## begin DATA
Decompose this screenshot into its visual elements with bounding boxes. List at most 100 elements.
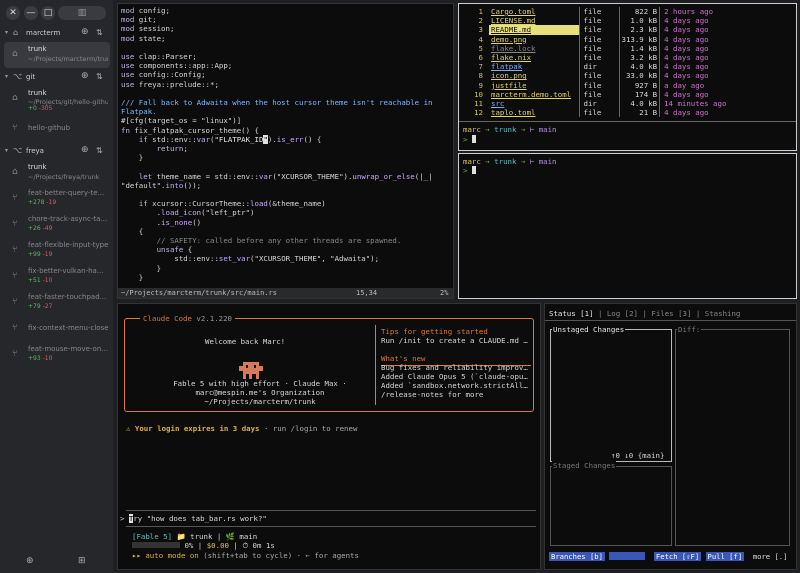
worktree-item[interactable]: ⑂ hello-github <box>4 116 110 142</box>
file-row[interactable]: 11 src dir 4.0 kB 14 minutes ago <box>461 99 729 109</box>
file-row[interactable]: 12 taplo.toml file 21 B4 days ago <box>461 108 729 118</box>
tab-log[interactable]: Log [2] <box>607 309 638 318</box>
editor-file-path: ~/Projects/marcterm/trunk/src/main.rs <box>121 289 277 297</box>
worktree-item[interactable]: ⑂ chore-track-async-ta... +26 -49 <box>4 212 110 238</box>
worktree-path: ~/Projects/marcterm/trunk <box>28 55 108 63</box>
git-pane[interactable]: Status [1] | Log [2] | Files [3] | Stash… <box>544 303 797 570</box>
workspace-header[interactable]: ▾ ⌥ freya ⊕ ⇅ <box>0 144 113 160</box>
file-row[interactable]: 5 flake.lock file 1.4 kB 4 days ago <box>461 43 729 54</box>
close-window-icon[interactable]: ✕ <box>6 6 20 20</box>
file-idx: 5 <box>478 43 483 53</box>
file-row[interactable]: 9 justfile file 927 Ba day ago <box>461 80 729 90</box>
pull-button[interactable]: Pull [f] <box>705 552 745 561</box>
add-workspace-icon[interactable]: ⊕ <box>26 556 34 566</box>
worktree-item[interactable]: ⑂ feat-better-query-te... +278 -19 <box>4 186 110 212</box>
worktree-name: feat-mouse-move-on... <box>28 345 108 353</box>
worktree-item[interactable]: ⌂ trunk ~/Projects/freya/trunk <box>4 160 110 186</box>
file-size: 313.9 kB <box>618 34 660 44</box>
branch-icon: ⑂ <box>12 245 18 255</box>
tab-files[interactable]: Files [3] <box>651 309 691 318</box>
worktree-item[interactable]: ⌂ trunk ~/Projects/git/hello-github +0 -305 <box>4 86 110 112</box>
chevron-down-icon[interactable]: ▾ <box>5 29 8 36</box>
file-listing-pane[interactable]: 1 Cargo.toml file 822 B2 hours ago 2 LICENSE.… <box>458 3 797 151</box>
file-kind: file <box>578 16 619 26</box>
ahead-behind: ↑0 ↓0 {main} <box>611 451 665 460</box>
welcome-box: Welcome back Marc! Fable 5 with high eff… <box>124 318 534 412</box>
file-name: flake.lock <box>491 43 536 53</box>
file-modified: 4 days ago <box>659 108 729 118</box>
branch-icon: ⑂ <box>12 297 18 307</box>
file-modified: 2 hours ago <box>659 7 729 17</box>
file-modified: 4 days ago <box>659 62 729 72</box>
model-info: Fable 5 with high effort · Claude Max · <box>173 379 347 388</box>
git-actions: Branches [b] Fetch [⇧F] Pull [f] more [.… <box>549 552 787 561</box>
tab-stashing[interactable]: Stashing <box>705 309 741 318</box>
fetch-button[interactable]: Fetch [⇧F] <box>653 552 702 561</box>
file-row[interactable]: 2 LICENSE.md file 1.0 kB 4 days ago <box>461 16 729 26</box>
file-row[interactable]: 7 flatpak dir 4.0 kB 4 days ago <box>461 62 729 72</box>
home-icon: ⌂ <box>12 167 18 177</box>
file-row[interactable]: 8 icon.png file 33.0 kB 4 days ago <box>461 71 729 81</box>
sidebar-toggle-icon[interactable]: ▥ <box>58 6 106 20</box>
file-kind: file <box>578 25 619 35</box>
claude-code-pane[interactable]: Welcome back Marc! Fable 5 with high eff… <box>117 303 541 570</box>
file-kind: file <box>578 80 619 90</box>
diff-label: Diff: <box>677 325 702 334</box>
file-row[interactable]: 1 Cargo.toml file 822 B2 hours ago <box>461 7 729 17</box>
file-row[interactable]: 3 README.md file 2.3 kB 4 days ago <box>461 25 729 35</box>
add-worktree-icon[interactable]: ⊕ <box>81 71 89 81</box>
file-size: 4.0 kB <box>618 99 660 109</box>
sort-icon[interactable]: ⇅ <box>96 72 103 81</box>
worktree-item[interactable]: ⑂ fix-context-menu-close <box>4 316 110 342</box>
add-worktree-icon[interactable]: ⊕ <box>81 145 89 155</box>
shell-prompt: marc → trunk → ⊢ main <box>463 125 557 134</box>
shell-input[interactable]: > <box>463 135 476 144</box>
blank-button[interactable] <box>609 552 646 560</box>
file-name: LICENSE.md <box>491 16 536 26</box>
file-kind: file <box>578 34 619 44</box>
workspace-sidebar: ✕ — □ ▥ ▾ ⌂ marcterm ⊕ ⇅ ⌂ trunk ~/Projects/mar… <box>0 0 113 573</box>
worktree-name: trunk <box>28 163 47 171</box>
branches-button[interactable]: Branches [b] <box>549 552 605 561</box>
staged-changes-box[interactable] <box>550 466 672 546</box>
file-modified: 4 days ago <box>659 34 729 44</box>
lines-removed: -10 <box>42 355 53 362</box>
file-idx: 9 <box>478 80 483 90</box>
file-modified: 4 days ago <box>659 53 729 63</box>
file-row[interactable]: 10 marcterm.demo.toml file 174 B4 days ago <box>461 89 729 100</box>
open-folder-icon[interactable]: ⊞ <box>78 556 86 566</box>
maximize-window-icon[interactable]: □ <box>41 6 55 20</box>
editor-code[interactable]: mod config; mod git; mod session; mod st… <box>121 6 433 282</box>
workspace-header[interactable]: ▾ ⌥ git ⊕ ⇅ <box>0 70 113 86</box>
worktree-item[interactable]: ⑂ feat-faster-touchpad... +79 -27 <box>4 290 110 316</box>
chevron-down-icon[interactable]: ▾ <box>5 73 8 80</box>
cwd-info: ~/Projects/marcterm/trunk <box>204 397 316 406</box>
unstaged-changes-box[interactable] <box>550 329 672 462</box>
shell-pane[interactable]: marc → trunk → ⊢ main > <box>458 153 797 299</box>
login-warning: ⚠ Your login expires in 3 days · run /lo… <box>126 424 358 433</box>
add-worktree-icon[interactable]: ⊕ <box>81 27 89 37</box>
status-line: [Fable 5] 📁 trunk | 🌿 main <box>132 532 258 541</box>
worktree-item[interactable]: ⑂ feat-flexible-input-type +99 -19 <box>4 238 110 264</box>
file-row[interactable]: 6 flake.nix file 3.2 kB 4 days ago <box>461 53 729 63</box>
worktree-item[interactable]: ⑂ fix-better-vulkan-ha... +51 -10 <box>4 264 110 290</box>
tab-status[interactable]: Status [1] <box>549 309 594 318</box>
sort-icon[interactable]: ⇅ <box>96 28 103 37</box>
worktree-name: feat-flexible-input-type <box>28 241 109 249</box>
workspace-header[interactable]: ▾ ⌂ marcterm ⊕ ⇅ <box>0 26 113 42</box>
editor-pane[interactable]: mod config; mod git; mod session; mod st… <box>117 3 454 299</box>
worktree-item[interactable]: ⑂ feat-mouse-move-on... +93 -10 <box>4 342 110 368</box>
shell-prompt: marc → trunk → ⊢ main <box>463 157 557 166</box>
branch-icon: ⑂ <box>12 123 18 133</box>
cursor-position: 15,34 <box>356 289 378 297</box>
shell-input[interactable]: > <box>463 166 476 175</box>
file-row[interactable]: 4 demo.png file 313.9 kB 4 days ago <box>461 34 729 44</box>
worktree-item[interactable]: ⌂ trunk ~/Projects/marcterm/trunk <box>4 42 110 68</box>
file-size: 3.2 kB <box>618 53 660 63</box>
chevron-down-icon[interactable]: ▾ <box>5 147 8 154</box>
more-button[interactable]: more [.] <box>753 552 788 561</box>
prompt-input[interactable]: > Try "how does tab_bar.rs work?" <box>120 514 267 523</box>
diff-box[interactable] <box>675 329 790 546</box>
sort-icon[interactable]: ⇅ <box>96 146 103 155</box>
minimize-window-icon[interactable]: — <box>24 6 38 20</box>
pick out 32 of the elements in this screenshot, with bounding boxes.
## end DATA
REQUIRED TASK:
Rewrite the lines of the material as a JSON list of strings, one string per line, leaving out blank lines. Begin at the line that contains "worktree-item[interactable]: ⑂ hello-github" and stop after the line that contains "tab-log[interactable]: Log [2]".

SOLVED PROBLEM:
[
  "worktree-item[interactable]: ⑂ hello-github <box>4 116 110 142</box>",
  "file-row[interactable]: 11 src dir 4.0 kB 14 minutes ago <box>461 99 729 109</box>",
  "file-row[interactable]: 12 taplo.toml file 21 B4 days ago <box>461 108 729 118</box>",
  "tab-log[interactable]: Log [2] <box>607 309 638 318</box>"
]